EXERCISE
Give back exactly the lines running from the line with "Read out every word on this page." to the end of the entries, and only those lines.

— Begin GIVEN INFORMATION —

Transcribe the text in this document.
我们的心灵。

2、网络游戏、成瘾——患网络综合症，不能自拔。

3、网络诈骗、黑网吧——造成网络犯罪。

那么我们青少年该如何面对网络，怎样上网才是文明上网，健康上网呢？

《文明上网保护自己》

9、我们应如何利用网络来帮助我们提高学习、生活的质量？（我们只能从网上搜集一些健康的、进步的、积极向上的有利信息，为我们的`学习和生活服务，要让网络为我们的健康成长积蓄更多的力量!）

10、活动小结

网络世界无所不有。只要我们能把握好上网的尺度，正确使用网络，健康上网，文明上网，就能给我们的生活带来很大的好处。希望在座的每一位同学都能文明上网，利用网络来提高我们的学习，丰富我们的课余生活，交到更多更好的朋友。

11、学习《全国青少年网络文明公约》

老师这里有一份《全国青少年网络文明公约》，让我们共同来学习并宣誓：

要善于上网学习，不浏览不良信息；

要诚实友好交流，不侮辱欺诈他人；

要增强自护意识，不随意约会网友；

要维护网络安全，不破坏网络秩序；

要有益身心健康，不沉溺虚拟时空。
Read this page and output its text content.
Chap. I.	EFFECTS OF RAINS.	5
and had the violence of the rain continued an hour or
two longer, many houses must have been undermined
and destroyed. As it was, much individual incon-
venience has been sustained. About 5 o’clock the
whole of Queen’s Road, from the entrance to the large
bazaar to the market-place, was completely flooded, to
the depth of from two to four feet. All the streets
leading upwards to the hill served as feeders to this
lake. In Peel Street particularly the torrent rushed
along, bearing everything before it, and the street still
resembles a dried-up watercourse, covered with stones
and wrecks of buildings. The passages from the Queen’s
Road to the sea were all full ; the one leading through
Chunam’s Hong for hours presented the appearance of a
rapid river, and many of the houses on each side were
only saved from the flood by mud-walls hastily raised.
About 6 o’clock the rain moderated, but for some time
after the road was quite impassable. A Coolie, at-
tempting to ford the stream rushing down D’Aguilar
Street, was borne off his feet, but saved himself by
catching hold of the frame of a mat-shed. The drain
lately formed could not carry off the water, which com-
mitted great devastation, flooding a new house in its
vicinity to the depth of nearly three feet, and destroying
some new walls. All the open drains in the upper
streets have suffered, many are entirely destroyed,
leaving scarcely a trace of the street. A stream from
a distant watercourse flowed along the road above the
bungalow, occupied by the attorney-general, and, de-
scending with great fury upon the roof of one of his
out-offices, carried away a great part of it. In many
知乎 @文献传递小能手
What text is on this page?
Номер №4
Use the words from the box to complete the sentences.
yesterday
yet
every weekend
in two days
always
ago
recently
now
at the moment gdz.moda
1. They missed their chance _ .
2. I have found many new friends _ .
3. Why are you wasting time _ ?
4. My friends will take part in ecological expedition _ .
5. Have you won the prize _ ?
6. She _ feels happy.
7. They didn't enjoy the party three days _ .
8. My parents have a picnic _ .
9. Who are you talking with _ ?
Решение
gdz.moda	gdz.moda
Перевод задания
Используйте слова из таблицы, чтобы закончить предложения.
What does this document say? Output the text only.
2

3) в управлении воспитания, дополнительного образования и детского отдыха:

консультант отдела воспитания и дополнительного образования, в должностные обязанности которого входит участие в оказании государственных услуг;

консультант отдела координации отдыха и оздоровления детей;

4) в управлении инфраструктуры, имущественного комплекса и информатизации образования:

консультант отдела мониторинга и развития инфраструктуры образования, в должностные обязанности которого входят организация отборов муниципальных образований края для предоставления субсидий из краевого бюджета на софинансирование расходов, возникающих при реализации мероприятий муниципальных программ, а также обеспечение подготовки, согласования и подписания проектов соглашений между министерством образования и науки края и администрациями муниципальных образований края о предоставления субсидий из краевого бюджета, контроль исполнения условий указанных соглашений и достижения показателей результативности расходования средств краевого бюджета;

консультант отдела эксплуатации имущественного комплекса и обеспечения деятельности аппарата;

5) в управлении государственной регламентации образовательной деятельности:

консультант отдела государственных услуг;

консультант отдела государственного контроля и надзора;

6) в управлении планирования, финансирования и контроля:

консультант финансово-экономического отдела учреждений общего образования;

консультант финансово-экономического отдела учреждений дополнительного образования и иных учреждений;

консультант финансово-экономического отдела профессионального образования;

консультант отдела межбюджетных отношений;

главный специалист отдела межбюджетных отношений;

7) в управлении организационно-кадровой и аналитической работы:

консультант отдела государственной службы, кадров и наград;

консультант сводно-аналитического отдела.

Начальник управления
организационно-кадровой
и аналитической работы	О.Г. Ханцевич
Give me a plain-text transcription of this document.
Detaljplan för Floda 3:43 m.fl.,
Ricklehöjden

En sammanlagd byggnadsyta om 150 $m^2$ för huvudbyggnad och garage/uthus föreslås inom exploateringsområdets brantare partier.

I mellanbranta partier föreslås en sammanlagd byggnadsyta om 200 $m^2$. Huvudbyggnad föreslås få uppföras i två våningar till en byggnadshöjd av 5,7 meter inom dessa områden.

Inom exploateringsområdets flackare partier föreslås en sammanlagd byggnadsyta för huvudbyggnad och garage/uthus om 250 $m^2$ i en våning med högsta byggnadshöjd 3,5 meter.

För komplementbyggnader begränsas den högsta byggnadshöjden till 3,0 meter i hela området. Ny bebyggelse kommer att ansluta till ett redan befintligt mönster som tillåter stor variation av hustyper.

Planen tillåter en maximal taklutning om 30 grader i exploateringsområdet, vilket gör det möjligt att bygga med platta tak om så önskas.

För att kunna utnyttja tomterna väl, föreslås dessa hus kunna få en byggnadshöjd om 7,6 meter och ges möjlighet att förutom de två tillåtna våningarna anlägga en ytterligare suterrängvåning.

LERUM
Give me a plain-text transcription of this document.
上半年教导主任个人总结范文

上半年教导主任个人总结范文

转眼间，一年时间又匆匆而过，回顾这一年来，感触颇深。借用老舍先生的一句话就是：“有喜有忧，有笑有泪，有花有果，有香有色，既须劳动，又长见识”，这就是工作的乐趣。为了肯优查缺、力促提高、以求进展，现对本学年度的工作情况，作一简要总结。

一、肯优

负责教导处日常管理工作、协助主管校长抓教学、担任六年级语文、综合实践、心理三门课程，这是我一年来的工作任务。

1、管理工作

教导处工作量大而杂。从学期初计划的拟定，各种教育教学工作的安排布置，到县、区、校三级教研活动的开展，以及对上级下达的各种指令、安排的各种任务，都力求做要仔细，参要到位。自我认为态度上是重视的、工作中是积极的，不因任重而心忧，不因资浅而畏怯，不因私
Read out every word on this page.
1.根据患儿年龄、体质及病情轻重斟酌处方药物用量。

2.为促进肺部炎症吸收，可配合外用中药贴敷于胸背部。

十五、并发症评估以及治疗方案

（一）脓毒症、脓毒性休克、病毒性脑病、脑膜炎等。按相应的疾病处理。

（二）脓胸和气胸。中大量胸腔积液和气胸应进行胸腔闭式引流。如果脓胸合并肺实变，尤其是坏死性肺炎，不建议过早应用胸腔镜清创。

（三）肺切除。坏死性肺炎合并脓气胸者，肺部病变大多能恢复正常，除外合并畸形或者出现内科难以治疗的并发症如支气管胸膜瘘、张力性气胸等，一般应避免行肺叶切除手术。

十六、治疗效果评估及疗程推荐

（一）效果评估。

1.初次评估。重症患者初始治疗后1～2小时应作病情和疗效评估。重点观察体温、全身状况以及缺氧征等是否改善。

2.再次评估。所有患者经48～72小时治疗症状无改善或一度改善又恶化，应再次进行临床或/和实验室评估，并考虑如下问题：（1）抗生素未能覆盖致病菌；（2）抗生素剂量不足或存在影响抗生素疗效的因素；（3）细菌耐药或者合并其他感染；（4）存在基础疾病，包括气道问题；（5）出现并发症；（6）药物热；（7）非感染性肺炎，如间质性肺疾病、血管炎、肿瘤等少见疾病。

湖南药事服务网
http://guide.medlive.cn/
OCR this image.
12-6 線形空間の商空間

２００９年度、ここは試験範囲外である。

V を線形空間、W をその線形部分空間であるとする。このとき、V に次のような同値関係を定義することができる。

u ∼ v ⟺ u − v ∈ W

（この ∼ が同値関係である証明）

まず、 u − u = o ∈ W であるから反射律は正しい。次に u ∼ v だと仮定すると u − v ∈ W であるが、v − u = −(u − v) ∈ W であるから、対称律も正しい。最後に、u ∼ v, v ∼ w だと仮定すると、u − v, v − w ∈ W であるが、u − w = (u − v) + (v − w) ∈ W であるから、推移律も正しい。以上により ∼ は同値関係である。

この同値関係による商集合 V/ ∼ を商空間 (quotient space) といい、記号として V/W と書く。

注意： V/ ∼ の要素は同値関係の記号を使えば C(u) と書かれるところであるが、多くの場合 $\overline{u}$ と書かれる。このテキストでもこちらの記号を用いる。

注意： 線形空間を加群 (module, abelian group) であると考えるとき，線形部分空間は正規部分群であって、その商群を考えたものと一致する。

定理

— End GIVEN INFORMATION —

RESULT OF THE EXERCISE
Read out every word on this page.
1.根据患儿年龄、体质及病情轻重斟酌处方药物用量。

2.为促进肺部炎症吸收，可配合外用中药贴敷于胸背部。

十五、并发症评估以及治疗方案

（一）脓毒症、脓毒性休克、病毒性脑病、脑膜炎等。按相应的疾病处理。

（二）脓胸和气胸。中大量胸腔积液和气胸应进行胸腔闭式引流。如果脓胸合并肺实变，尤其是坏死性肺炎，不建议过早应用胸腔镜清创。

（三）肺切除。坏死性肺炎合并脓气胸者，肺部病变大多能恢复正常，除外合并畸形或者出现内科难以治疗的并发症如支气管胸膜瘘、张力性气胸等，一般应避免行肺叶切除手术。

十六、治疗效果评估及疗程推荐

（一）效果评估。

1.初次评估。重症患者初始治疗后1～2小时应作病情和疗效评估。重点观察体温、全身状况以及缺氧征等是否改善。

2.再次评估。所有患者经48～72小时治疗症状无改善或一度改善又恶化，应再次进行临床或/和实验室评估，并考虑如下问题：（1）抗生素未能覆盖致病菌；（2）抗生素剂量不足或存在影响抗生素疗效的因素；（3）细菌耐药或者合并其他感染；（4）存在基础疾病，包括气道问题；（5）出现并发症；（6）药物热；（7）非感染性肺炎，如间质性肺疾病、血管炎、肿瘤等少见疾病。

湖南药事服务网
http://guide.medlive.cn/
OCR this image.
12-6 線形空間の商空間

２００９年度、ここは試験範囲外である。

V を線形空間、W をその線形部分空間であるとする。このとき、V に次のような同値関係を定義することができる。

u ∼ v ⟺ u − v ∈ W

（この ∼ が同値関係である証明）

まず、 u − u = o ∈ W であるから反射律は正しい。次に u ∼ v だと仮定すると u − v ∈ W であるが、v − u = −(u − v) ∈ W であるから、対称律も正しい。最後に、u ∼ v, v ∼ w だと仮定すると、u − v, v − w ∈ W であるが、u − w = (u − v) + (v − w) ∈ W であるから、推移律も正しい。以上により ∼ は同値関係である。

この同値関係による商集合 V/ ∼ を商空間 (quotient space) といい、記号として V/W と書く。

注意： V/ ∼ の要素は同値関係の記号を使えば C(u) と書かれるところであるが、多くの場合 $\overline{u}$ と書かれる。このテキストでもこちらの記号を用いる。

注意： 線形空間を加群 (module, abelian group) であると考えるとき，線形部分空間は正規部分群であって、その商群を考えたものと一致する。

定理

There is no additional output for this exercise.